-- BEGIN Data for the task --

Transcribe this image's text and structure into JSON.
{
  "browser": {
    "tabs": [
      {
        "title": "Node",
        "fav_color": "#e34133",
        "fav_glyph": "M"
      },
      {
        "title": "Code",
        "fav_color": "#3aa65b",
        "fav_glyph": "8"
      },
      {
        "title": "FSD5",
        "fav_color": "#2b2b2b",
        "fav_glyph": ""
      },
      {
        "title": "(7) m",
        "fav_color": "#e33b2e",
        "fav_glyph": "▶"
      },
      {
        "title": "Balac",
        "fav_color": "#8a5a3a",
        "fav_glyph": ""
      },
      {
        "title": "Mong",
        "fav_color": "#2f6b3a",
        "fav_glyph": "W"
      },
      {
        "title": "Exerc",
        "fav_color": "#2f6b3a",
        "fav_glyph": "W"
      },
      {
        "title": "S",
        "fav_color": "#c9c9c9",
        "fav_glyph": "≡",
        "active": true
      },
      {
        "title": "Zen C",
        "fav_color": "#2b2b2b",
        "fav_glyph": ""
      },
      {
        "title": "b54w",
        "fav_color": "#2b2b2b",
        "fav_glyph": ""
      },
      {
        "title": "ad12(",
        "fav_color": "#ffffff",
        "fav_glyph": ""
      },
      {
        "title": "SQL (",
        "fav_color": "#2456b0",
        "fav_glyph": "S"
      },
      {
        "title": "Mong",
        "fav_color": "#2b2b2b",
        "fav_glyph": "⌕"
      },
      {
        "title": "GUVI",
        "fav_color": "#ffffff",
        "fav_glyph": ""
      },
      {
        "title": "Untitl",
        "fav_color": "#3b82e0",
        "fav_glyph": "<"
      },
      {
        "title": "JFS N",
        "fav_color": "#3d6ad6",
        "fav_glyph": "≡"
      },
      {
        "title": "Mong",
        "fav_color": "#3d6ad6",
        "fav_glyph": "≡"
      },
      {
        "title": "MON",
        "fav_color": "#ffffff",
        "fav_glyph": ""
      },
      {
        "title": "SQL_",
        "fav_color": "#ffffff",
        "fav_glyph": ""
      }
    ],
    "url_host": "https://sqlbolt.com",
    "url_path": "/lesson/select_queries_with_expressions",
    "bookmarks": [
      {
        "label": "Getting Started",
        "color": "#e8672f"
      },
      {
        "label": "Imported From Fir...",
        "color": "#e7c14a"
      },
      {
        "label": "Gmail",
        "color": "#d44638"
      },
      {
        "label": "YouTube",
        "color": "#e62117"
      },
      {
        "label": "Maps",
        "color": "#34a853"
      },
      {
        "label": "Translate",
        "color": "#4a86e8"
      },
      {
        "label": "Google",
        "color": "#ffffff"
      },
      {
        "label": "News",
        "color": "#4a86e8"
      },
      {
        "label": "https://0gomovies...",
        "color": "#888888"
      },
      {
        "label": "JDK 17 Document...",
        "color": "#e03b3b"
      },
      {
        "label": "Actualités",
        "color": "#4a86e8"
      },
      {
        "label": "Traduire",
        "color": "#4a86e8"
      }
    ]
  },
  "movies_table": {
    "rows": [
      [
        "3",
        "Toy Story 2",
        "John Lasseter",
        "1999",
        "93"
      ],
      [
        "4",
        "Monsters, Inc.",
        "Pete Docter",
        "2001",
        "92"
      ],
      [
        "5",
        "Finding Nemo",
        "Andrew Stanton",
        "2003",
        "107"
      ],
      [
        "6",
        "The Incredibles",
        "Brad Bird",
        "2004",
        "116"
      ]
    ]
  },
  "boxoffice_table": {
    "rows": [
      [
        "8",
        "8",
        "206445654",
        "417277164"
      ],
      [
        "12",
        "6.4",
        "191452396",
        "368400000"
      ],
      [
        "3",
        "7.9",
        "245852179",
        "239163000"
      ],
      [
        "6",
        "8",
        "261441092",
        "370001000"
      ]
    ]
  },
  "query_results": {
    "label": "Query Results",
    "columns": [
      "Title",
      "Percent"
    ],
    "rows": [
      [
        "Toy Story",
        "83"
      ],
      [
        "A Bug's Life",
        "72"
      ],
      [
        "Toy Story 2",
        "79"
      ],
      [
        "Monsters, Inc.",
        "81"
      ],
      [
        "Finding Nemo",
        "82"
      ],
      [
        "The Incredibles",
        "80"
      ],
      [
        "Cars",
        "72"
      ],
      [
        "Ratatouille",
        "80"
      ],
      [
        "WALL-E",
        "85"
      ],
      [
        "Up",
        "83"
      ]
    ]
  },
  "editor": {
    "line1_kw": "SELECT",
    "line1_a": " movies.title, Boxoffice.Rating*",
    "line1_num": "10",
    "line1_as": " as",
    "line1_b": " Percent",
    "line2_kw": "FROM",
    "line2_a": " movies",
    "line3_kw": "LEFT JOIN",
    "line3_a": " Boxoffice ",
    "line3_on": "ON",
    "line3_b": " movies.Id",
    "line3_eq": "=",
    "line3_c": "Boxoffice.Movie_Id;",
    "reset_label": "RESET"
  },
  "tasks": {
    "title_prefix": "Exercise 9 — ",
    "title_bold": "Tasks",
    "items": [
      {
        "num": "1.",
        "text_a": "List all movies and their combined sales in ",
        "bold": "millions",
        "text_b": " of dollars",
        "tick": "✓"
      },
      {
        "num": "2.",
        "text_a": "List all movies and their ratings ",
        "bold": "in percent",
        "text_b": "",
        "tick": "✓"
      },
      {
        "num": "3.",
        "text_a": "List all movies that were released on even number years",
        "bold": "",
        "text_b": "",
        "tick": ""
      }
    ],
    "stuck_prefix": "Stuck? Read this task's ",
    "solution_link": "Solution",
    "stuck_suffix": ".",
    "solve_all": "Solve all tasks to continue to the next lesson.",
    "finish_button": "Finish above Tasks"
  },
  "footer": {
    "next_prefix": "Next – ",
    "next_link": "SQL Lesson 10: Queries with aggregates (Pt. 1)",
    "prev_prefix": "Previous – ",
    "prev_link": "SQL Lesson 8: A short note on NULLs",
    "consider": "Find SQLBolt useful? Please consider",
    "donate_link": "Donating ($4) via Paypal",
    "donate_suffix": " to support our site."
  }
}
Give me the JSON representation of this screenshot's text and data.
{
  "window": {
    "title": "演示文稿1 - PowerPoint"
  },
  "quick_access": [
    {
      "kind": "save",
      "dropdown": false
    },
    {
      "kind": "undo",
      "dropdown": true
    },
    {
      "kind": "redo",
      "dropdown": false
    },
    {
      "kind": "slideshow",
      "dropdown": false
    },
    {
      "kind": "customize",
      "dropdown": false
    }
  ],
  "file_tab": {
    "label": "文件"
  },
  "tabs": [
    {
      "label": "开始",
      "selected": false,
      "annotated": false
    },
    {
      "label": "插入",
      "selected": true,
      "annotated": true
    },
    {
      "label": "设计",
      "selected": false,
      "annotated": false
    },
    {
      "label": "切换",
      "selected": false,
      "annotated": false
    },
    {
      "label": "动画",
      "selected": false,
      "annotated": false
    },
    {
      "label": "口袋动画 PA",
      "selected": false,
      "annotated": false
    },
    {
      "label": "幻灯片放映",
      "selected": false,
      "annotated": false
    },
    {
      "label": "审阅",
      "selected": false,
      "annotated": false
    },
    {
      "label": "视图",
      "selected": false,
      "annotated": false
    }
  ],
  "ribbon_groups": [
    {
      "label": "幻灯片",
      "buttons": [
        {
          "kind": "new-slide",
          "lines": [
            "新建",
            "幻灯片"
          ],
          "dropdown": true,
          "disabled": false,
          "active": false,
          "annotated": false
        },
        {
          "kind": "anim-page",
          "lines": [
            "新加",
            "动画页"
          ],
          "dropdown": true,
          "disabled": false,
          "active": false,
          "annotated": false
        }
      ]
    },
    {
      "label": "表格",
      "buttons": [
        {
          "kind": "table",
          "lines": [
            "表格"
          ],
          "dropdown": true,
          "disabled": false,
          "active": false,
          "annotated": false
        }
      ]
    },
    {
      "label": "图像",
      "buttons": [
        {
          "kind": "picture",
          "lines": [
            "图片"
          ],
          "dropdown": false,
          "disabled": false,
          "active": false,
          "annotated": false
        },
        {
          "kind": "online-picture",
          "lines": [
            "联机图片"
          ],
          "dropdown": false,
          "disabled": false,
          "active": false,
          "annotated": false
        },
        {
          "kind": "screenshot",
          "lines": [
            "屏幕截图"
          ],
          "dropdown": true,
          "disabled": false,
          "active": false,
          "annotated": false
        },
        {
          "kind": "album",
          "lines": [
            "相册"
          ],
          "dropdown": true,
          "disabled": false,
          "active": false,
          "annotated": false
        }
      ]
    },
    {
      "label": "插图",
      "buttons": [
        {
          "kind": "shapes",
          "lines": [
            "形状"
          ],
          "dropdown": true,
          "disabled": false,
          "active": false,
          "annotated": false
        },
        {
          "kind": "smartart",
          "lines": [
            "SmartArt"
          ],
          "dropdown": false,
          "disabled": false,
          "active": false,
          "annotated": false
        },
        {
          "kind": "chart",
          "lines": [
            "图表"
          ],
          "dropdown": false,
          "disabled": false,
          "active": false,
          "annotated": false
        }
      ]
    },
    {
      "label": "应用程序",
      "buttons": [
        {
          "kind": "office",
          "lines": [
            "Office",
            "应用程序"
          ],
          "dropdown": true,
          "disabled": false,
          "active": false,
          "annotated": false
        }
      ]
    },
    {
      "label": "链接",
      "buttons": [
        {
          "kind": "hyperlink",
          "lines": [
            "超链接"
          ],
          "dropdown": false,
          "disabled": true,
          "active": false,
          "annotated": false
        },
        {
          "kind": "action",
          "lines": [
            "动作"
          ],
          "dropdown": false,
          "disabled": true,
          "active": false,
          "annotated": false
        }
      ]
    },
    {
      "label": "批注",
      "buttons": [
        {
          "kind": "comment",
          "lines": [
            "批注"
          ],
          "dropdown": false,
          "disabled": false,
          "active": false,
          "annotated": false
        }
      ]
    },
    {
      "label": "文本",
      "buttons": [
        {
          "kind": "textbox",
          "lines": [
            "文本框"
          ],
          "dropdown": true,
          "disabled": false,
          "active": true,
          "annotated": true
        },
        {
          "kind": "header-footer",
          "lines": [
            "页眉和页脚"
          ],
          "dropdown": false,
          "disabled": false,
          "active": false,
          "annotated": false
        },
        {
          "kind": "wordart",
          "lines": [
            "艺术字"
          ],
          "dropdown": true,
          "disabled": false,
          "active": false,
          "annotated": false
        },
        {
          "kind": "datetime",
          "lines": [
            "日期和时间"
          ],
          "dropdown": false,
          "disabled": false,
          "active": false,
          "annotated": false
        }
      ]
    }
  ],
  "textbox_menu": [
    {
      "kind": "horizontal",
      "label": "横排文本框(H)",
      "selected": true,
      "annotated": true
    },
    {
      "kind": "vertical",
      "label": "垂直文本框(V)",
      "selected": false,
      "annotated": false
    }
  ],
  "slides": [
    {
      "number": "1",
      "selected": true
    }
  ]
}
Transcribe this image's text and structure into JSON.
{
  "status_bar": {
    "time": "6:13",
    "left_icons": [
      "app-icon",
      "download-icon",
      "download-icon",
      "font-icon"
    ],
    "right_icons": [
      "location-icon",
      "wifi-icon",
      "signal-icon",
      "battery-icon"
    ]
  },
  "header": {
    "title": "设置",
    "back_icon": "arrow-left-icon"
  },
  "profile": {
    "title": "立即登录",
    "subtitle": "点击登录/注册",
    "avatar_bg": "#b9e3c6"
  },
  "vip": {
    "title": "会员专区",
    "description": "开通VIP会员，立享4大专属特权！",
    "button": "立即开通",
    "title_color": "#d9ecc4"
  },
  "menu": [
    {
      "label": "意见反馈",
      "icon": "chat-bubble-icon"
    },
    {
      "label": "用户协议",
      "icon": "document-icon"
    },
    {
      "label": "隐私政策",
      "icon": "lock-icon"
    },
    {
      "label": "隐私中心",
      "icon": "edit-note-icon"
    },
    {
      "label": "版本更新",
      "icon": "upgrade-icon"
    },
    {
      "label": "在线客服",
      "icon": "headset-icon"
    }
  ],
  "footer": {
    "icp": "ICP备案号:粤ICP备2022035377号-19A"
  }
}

-- END Data for the task --

→ **Exercise instructions**
Pick out the lines that contain "screenshot" and copy them.

→ **Task output**
Give me the JSON representation of this screenshot's text and data.
          "kind": "screenshot",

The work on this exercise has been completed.